── GIVEN DATA
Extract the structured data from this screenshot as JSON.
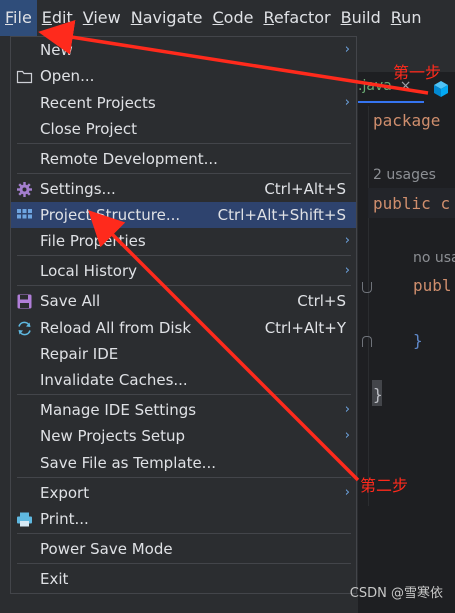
{
  "menubar": {
    "items": [
      {
        "mnemonic": "F",
        "rest": "ile"
      },
      {
        "mnemonic": "E",
        "rest": "dit"
      },
      {
        "mnemonic": "V",
        "rest": "iew"
      },
      {
        "mnemonic": "N",
        "rest": "avigate"
      },
      {
        "mnemonic": "C",
        "rest": "ode"
      },
      {
        "mnemonic": "R",
        "rest": "efactor"
      },
      {
        "mnemonic": "B",
        "rest": "uild"
      },
      {
        "mnemonic": "R",
        "rest": "un"
      }
    ]
  },
  "editor": {
    "tab_name": ".java",
    "tab_close": "×",
    "line1_keyword": "package",
    "usages_hint": "2 usages",
    "line2_keyword": "public",
    "line2_rest": "c",
    "no_usages_hint": "no usa",
    "line3_keyword": "publ",
    "close_brace_inner": "}",
    "close_brace_outer": "}"
  },
  "file_menu": {
    "items": {
      "new": {
        "label": "New"
      },
      "open": {
        "label": "Open..."
      },
      "recent": {
        "label": "Recent Projects"
      },
      "close": {
        "label": "Close Project"
      },
      "remote": {
        "label": "Remote Development..."
      },
      "settings": {
        "label": "Settings...",
        "shortcut": "Ctrl+Alt+S"
      },
      "structure": {
        "label": "Project Structure...",
        "shortcut": "Ctrl+Alt+Shift+S"
      },
      "props": {
        "label": "File Properties"
      },
      "history": {
        "label": "Local History"
      },
      "saveall": {
        "label": "Save All",
        "shortcut": "Ctrl+S"
      },
      "reload": {
        "label": "Reload All from Disk",
        "shortcut": "Ctrl+Alt+Y"
      },
      "repair": {
        "label": "Repair IDE"
      },
      "invalidate": {
        "label": "Invalidate Caches..."
      },
      "manage": {
        "label": "Manage IDE Settings"
      },
      "newsetup": {
        "label": "New Projects Setup"
      },
      "template": {
        "label": "Save File as Template..."
      },
      "export": {
        "label": "Export"
      },
      "print": {
        "label": "Print..."
      },
      "power": {
        "label": "Power Save Mode"
      },
      "exit": {
        "label": "Exit"
      }
    },
    "submenu_arrow": "›"
  },
  "annotations": {
    "step1": "第一步",
    "step2": "第二步",
    "color": "#ff2a1c"
  },
  "watermark": "CSDN @雪寒依",
  "colors": {
    "selection": "#2e436e",
    "menu_active": "#2f4d7a",
    "keyword": "#cf8e6d"
  }
}
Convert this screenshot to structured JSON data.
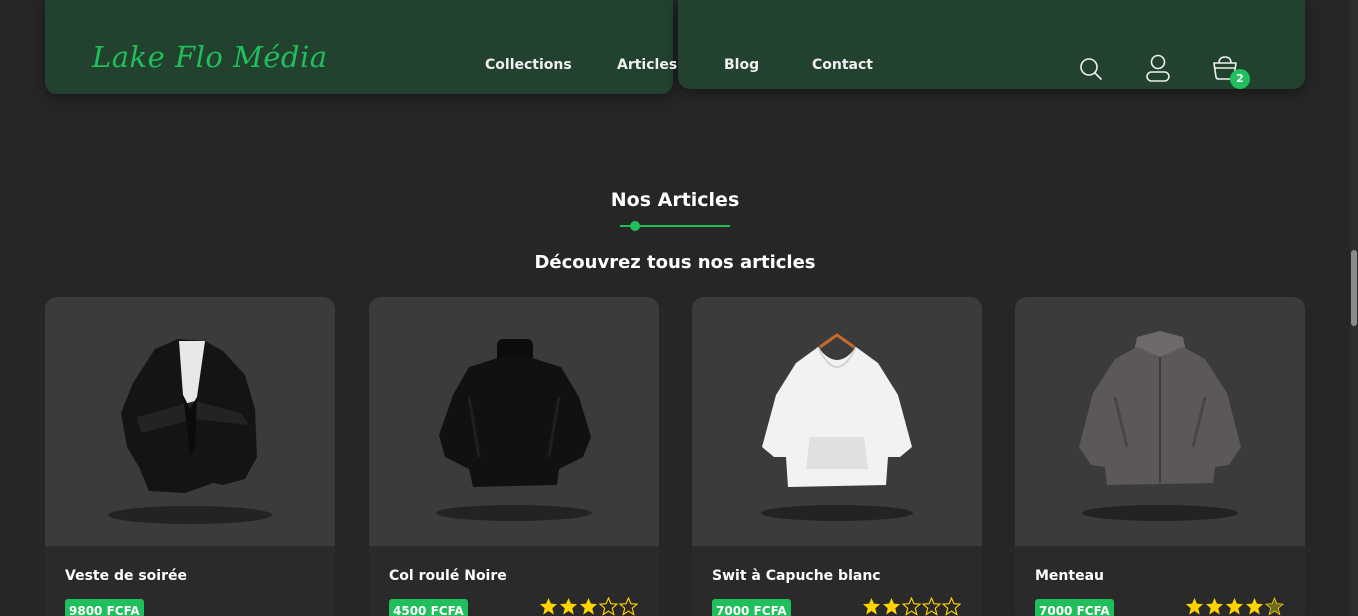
{
  "brand": {
    "logo": "Lake Flo Média",
    "accent": "#1fbf5b",
    "nav_bg": "#22412f"
  },
  "nav": {
    "links": [
      "Collections",
      "Articles",
      "Blog",
      "Contact"
    ],
    "cart_count": "2",
    "icons": [
      "search-icon",
      "user-icon",
      "cart-icon"
    ]
  },
  "section": {
    "title": "Nos Articles",
    "subtitle": "Découvrez tous nos articles"
  },
  "products": [
    {
      "name": "Veste de soirée",
      "price": "9800 FCFA",
      "rating": null
    },
    {
      "name": "Col roulé Noire",
      "price": "4500 FCFA",
      "rating": 3
    },
    {
      "name": "Swit à Capuche blanc",
      "price": "7000 FCFA",
      "rating": 2
    },
    {
      "name": "Menteau",
      "price": "7000 FCFA",
      "rating": 4
    }
  ]
}
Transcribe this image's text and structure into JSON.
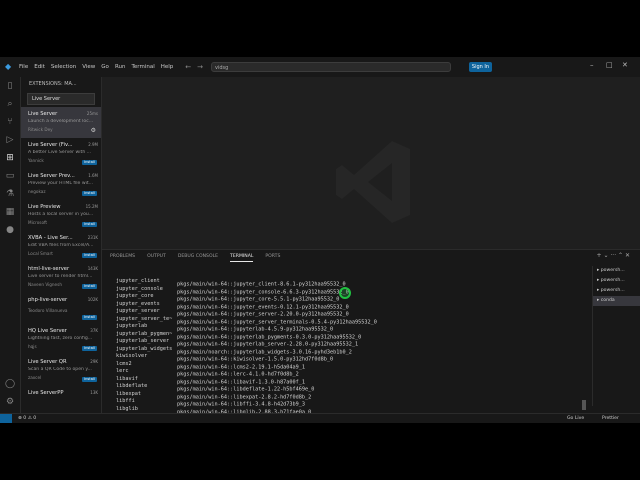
{
  "app": {
    "menu": [
      "File",
      "Edit",
      "Selection",
      "View",
      "Go",
      "Run",
      "Terminal",
      "Help"
    ],
    "search_value": "vidsg",
    "sign_in_label": "Sign In"
  },
  "sidebar": {
    "header": "EXTENSIONS: MA...",
    "search_value": "Live Server",
    "extensions": [
      {
        "name": "Live Server",
        "count": "25ms",
        "desc": "Launch a development loc...",
        "publisher": "Ritwick Dey",
        "action": "gear"
      },
      {
        "name": "Live Server (Fiv...",
        "count": "2.9M",
        "desc": "A better Live Server with ...",
        "publisher": "Yannick",
        "action": "Install"
      },
      {
        "name": "Live Server Prev...",
        "count": "1.6M",
        "desc": "Preview your HTML file wit...",
        "publisher": "negokaz",
        "action": "Install"
      },
      {
        "name": "Live Preview",
        "count": "15.2M",
        "desc": "Hosts a local server in you...",
        "publisher": "Microsoft",
        "action": "Install"
      },
      {
        "name": "XVBA - Live Ser...",
        "count": "231K",
        "desc": "Edit VBA files from Excel/A...",
        "publisher": "Local Smart",
        "action": "Install"
      },
      {
        "name": "html-live-server",
        "count": "143K",
        "desc": "Live server to render html...",
        "publisher": "Naveen Vignesh",
        "action": "Install"
      },
      {
        "name": "php-live-server",
        "count": "102K",
        "desc": "",
        "publisher": "Teodoro Villanueva",
        "action": "Install"
      },
      {
        "name": "HQ Live Server",
        "count": "37K",
        "desc": "Lightning fast, zero config...",
        "publisher": "hqjs",
        "action": "Install"
      },
      {
        "name": "Live Server QR",
        "count": "29K",
        "desc": "Scan a QR Code to open y...",
        "publisher": "zaxcel",
        "action": "Install"
      },
      {
        "name": "Live ServerPP",
        "count": "13K",
        "desc": "",
        "publisher": "",
        "action": ""
      }
    ]
  },
  "panel": {
    "tabs": [
      "PROBLEMS",
      "OUTPUT",
      "DEBUG CONSOLE",
      "TERMINAL",
      "PORTS"
    ],
    "active_tab": "TERMINAL",
    "shells": [
      "powersh...",
      "powersh...",
      "powersh...",
      "conda"
    ],
    "terminal_rows": [
      {
        "pkg": "jupyter_client",
        "path": "pkgs/main/win-64::jupyter_client-8.6.1-py312haa95532_0"
      },
      {
        "pkg": "jupyter_console",
        "path": "pkgs/main/win-64::jupyter_console-6.6.3-py312haa95532_0"
      },
      {
        "pkg": "jupyter_core",
        "path": "pkgs/main/win-64::jupyter_core-5.5.1-py312haa95532_0"
      },
      {
        "pkg": "jupyter_events",
        "path": "pkgs/main/win-64::jupyter_events-0.12.1-py312haa95532_0"
      },
      {
        "pkg": "jupyter_server",
        "path": "pkgs/main/win-64::jupyter_server-2.20.0-py312haa95532_0"
      },
      {
        "pkg": "jupyter_server_te~",
        "path": "pkgs/main/win-64::jupyter_server_terminals-0.5.4-py312haa95532_0"
      },
      {
        "pkg": "jupyterlab",
        "path": "pkgs/main/win-64::jupyterlab-4.5.9-py312haa95532_0"
      },
      {
        "pkg": "jupyterlab_pygmen~",
        "path": "pkgs/main/win-64::jupyterlab_pygments-0.3.0-py312haa95532_0"
      },
      {
        "pkg": "jupyterlab_server",
        "path": "pkgs/main/win-64::jupyterlab_server-2.28.0-py312haa95532_1"
      },
      {
        "pkg": "jupyterlab_widgets",
        "path": "pkgs/main/noarch::jupyterlab_widgets-3.0.16-pyhd3eb1b0_2"
      },
      {
        "pkg": "kiwisolver",
        "path": "pkgs/main/win-64::kiwisolver-1.5.0-py312hd7f0d8b_0"
      },
      {
        "pkg": "lcms2",
        "path": "pkgs/main/win-64::lcms2-2.19.1-h5da04a9_1"
      },
      {
        "pkg": "lerc",
        "path": "pkgs/main/win-64::lerc-4.1.0-hd7f0d8b_2"
      },
      {
        "pkg": "libavif",
        "path": "pkgs/main/win-64::libavif-1.3.0-h87a00f_1"
      },
      {
        "pkg": "libdeflate",
        "path": "pkgs/main/win-64::libdeflate-1.22-h5bf469e_0"
      },
      {
        "pkg": "libexpat",
        "path": "pkgs/main/win-64::libexpat-2.8.2-hd7f0d8b_2"
      },
      {
        "pkg": "libffi",
        "path": "pkgs/main/win-64::libffi-3.4.8-h42d73b9_3"
      },
      {
        "pkg": "libglib",
        "path": "pkgs/main/win-64::libglib-2.88.3-h71fae0a_0"
      },
      {
        "pkg": "libhwloc",
        "path": "pkgs/main/win-64::libhwloc-2.12.1-default_hfa10c62_1000"
      },
      {
        "pkg": "libiconv",
        "path": "pkgs/main/win-64::libiconv-1.18-hc09ec93_0"
      },
      {
        "pkg": "libjpeg-turbo",
        "path": "pkgs/main/win-64::libjpeg-turbo-3.1.3-h02ab6af_0"
      },
      {
        "pkg": "libkrb5",
        "path": "pkgs/main/win-64::libkrb5-1.22.2-h3d0bf0e_0"
      },
      {
        "pkg": "libopenjpeg",
        "path": "pkgs/main/win-64::libopenjpeg-2.5.4-h1c6eee8_1"
      },
      {
        "pkg": "libpng",
        "path": "pkgs/main/win-64::libpng-1.6.56-h2054ad3_0"
      }
    ]
  },
  "statusbar": {
    "go_live": "Go Live",
    "prettier": "Prettier"
  }
}
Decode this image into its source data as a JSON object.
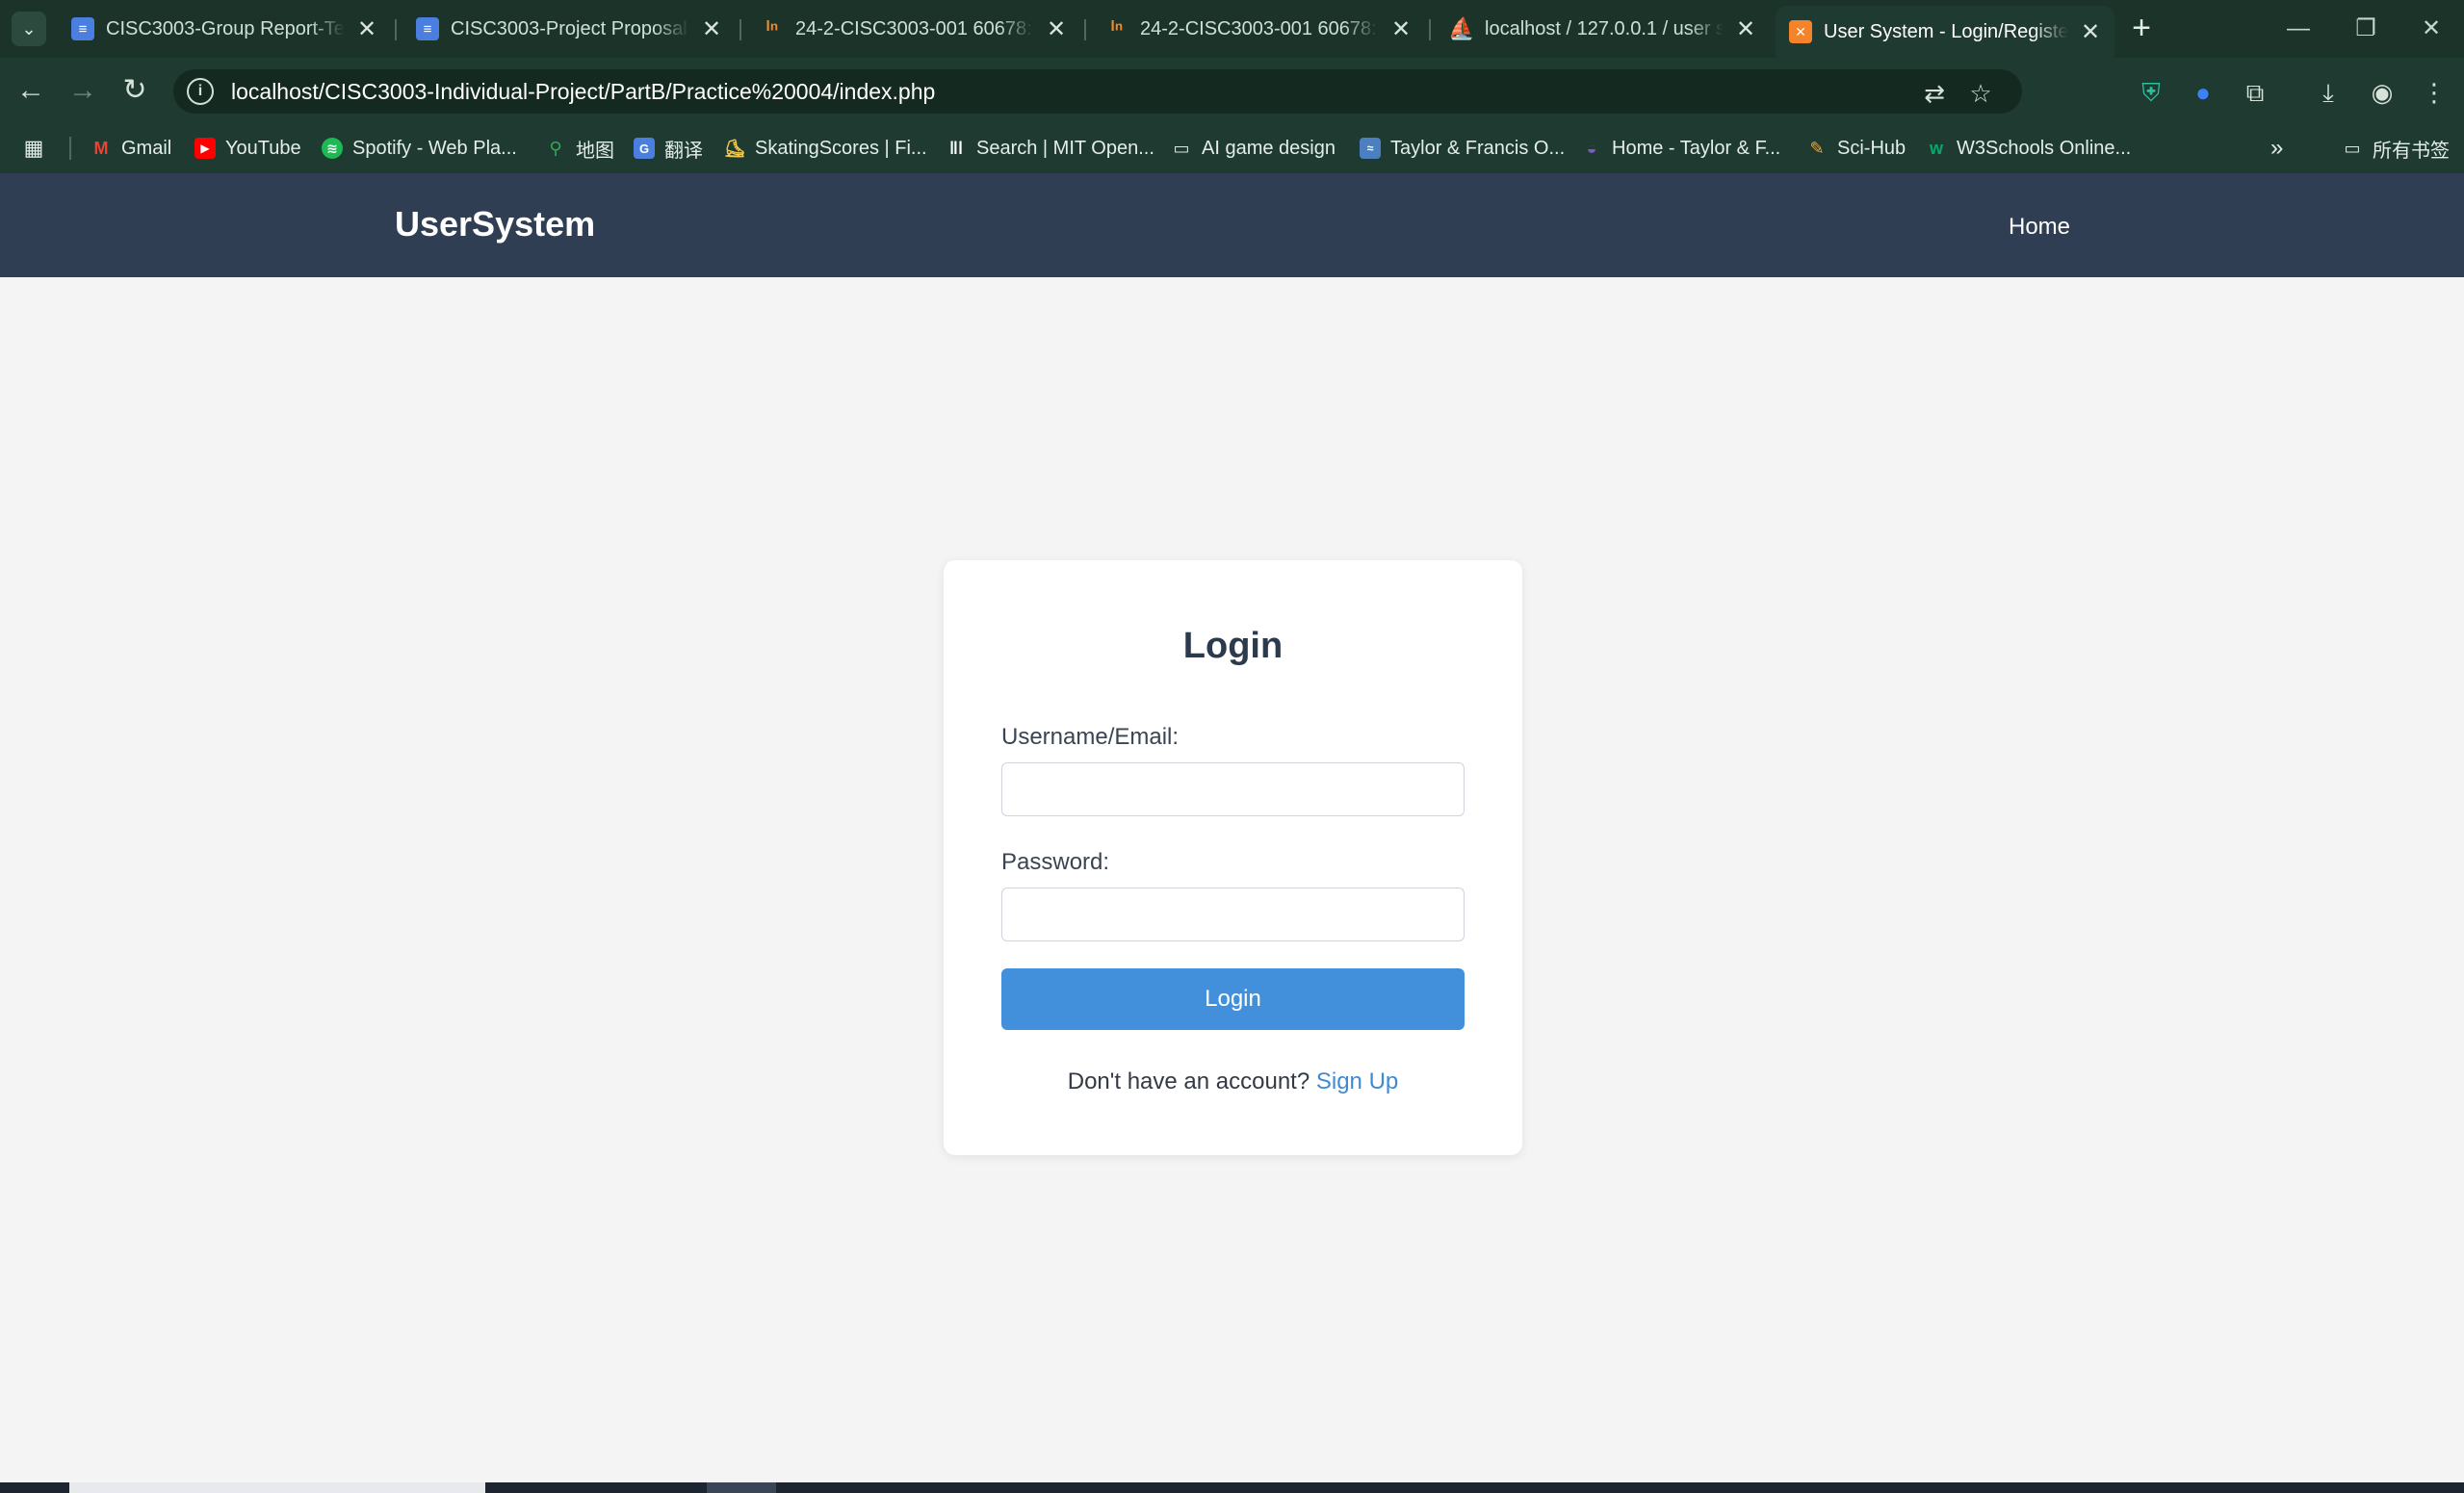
────
# [THE TASK]
Gather all lines from the listing above in which "libffi" occurs.

# [FINAL RESULT]
        "pkg": "libffi",
        "path": "pkgs/main/win-64::libffi-3.4.8-h42d73b9_3"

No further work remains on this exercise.